--- The records ---

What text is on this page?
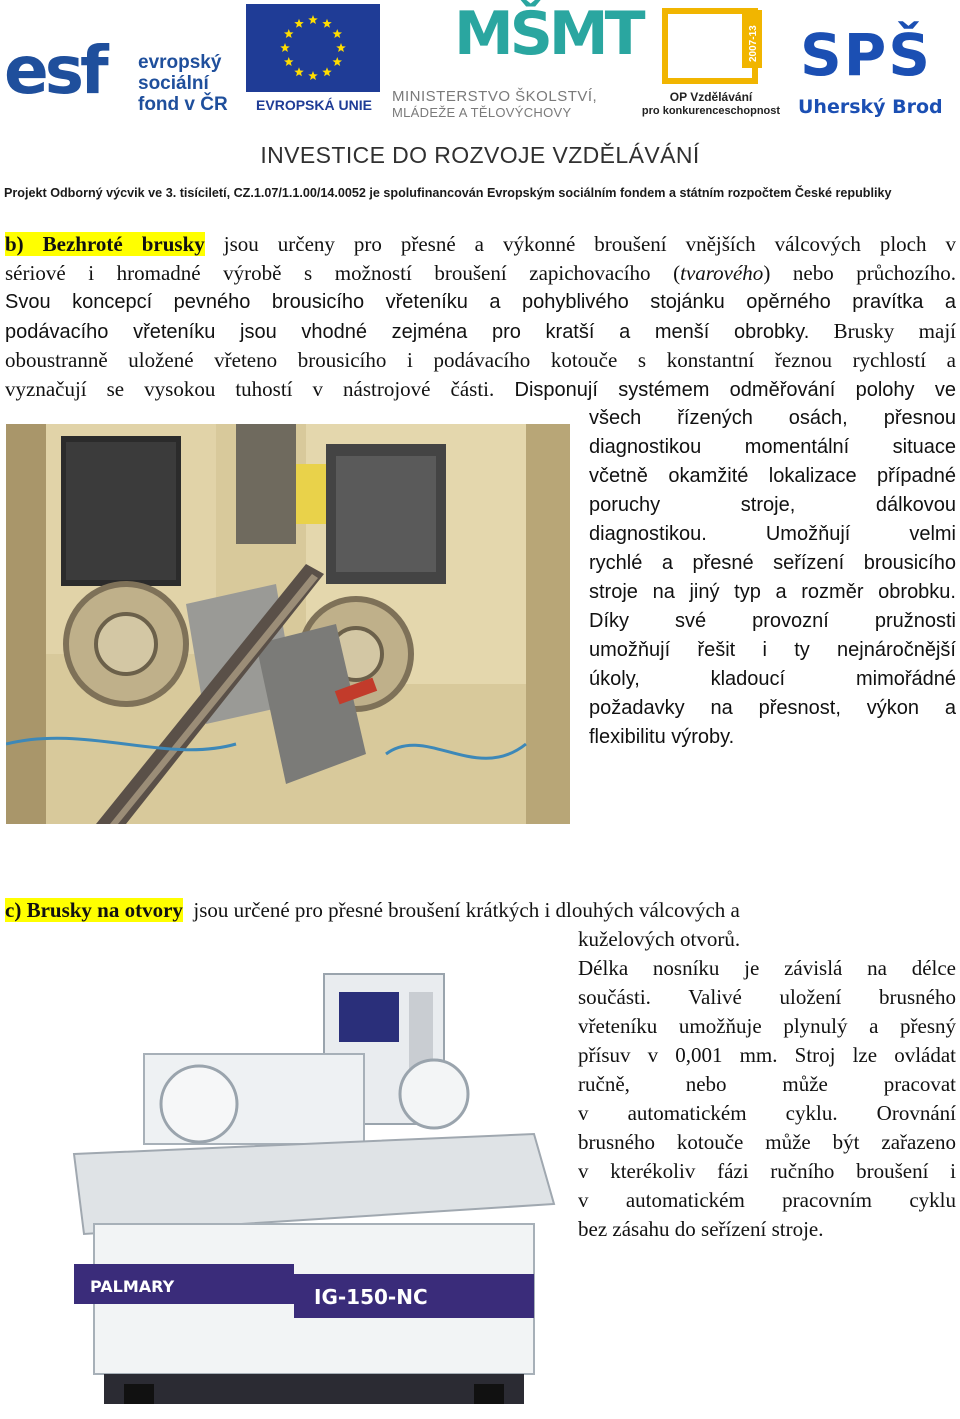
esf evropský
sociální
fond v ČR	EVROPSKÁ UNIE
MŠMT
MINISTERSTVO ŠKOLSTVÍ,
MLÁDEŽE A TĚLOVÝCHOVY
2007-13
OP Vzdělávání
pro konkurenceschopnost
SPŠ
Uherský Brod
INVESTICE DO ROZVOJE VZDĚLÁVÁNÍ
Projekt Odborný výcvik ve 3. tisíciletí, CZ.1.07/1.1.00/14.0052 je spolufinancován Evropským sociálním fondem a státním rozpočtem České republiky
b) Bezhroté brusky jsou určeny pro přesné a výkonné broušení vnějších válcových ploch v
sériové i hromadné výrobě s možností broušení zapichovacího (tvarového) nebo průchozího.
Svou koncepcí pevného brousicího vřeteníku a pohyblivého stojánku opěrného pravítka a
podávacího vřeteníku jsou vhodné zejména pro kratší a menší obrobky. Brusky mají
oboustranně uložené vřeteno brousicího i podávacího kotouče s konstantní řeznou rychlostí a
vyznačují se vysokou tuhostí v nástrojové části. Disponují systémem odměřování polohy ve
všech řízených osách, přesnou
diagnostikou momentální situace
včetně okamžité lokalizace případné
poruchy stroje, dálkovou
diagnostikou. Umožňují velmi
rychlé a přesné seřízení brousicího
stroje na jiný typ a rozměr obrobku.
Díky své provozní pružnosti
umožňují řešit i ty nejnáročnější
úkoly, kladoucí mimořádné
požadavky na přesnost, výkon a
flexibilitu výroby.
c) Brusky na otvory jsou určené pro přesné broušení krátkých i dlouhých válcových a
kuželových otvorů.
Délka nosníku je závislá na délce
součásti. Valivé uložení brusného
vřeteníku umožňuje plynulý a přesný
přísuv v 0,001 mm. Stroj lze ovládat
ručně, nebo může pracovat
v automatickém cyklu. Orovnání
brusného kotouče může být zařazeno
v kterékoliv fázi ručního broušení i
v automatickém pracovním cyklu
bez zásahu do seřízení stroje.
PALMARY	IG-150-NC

---

* Written instruction *
Pictures are excluded; output everything else in the data verbatim.

* Response to this task *
What text is on this page?
esf evropský
sociální
fond v ČR	EVROPSKÁ UNIE
MŠMT
MINISTERSTVO ŠKOLSTVÍ,
MLÁDEŽE A TĚLOVÝCHOVY
2007-13
OP Vzdělávání
pro konkurenceschopnost
SPŠ
Uherský Brod
INVESTICE DO ROZVOJE VZDĚLÁVÁNÍ
Projekt Odborný výcvik ve 3. tisíciletí, CZ.1.07/1.1.00/14.0052 je spolufinancován Evropským sociálním fondem a státním rozpočtem České republiky
b) Bezhroté brusky jsou určeny pro přesné a výkonné broušení vnějších válcových ploch v
sériové i hromadné výrobě s možností broušení zapichovacího (tvarového) nebo průchozího.
Svou koncepcí pevného brousicího vřeteníku a pohyblivého stojánku opěrného pravítka a
podávacího vřeteníku jsou vhodné zejména pro kratší a menší obrobky. Brusky mají
oboustranně uložené vřeteno brousicího i podávacího kotouče s konstantní řeznou rychlostí a
vyznačují se vysokou tuhostí v nástrojové části. Disponují systémem odměřování polohy ve
všech řízených osách, přesnou
diagnostikou momentální situace
včetně okamžité lokalizace případné
poruchy stroje, dálkovou
diagnostikou. Umožňují velmi
rychlé a přesné seřízení brousicího
stroje na jiný typ a rozměr obrobku.
Díky své provozní pružnosti
umožňují řešit i ty nejnáročnější
úkoly, kladoucí mimořádné
požadavky na přesnost, výkon a
flexibilitu výroby.
c) Brusky na otvory jsou určené pro přesné broušení krátkých i dlouhých válcových a
kuželových otvorů.
Délka nosníku je závislá na délce
součásti. Valivé uložení brusného
vřeteníku umožňuje plynulý a přesný
přísuv v 0,001 mm. Stroj lze ovládat
ručně, nebo může pracovat
v automatickém cyklu. Orovnání
brusného kotouče může být zařazeno
v kterékoliv fázi ručního broušení i
v automatickém pracovním cyklu
bez zásahu do seřízení stroje.
PALMARY	IG-150-NC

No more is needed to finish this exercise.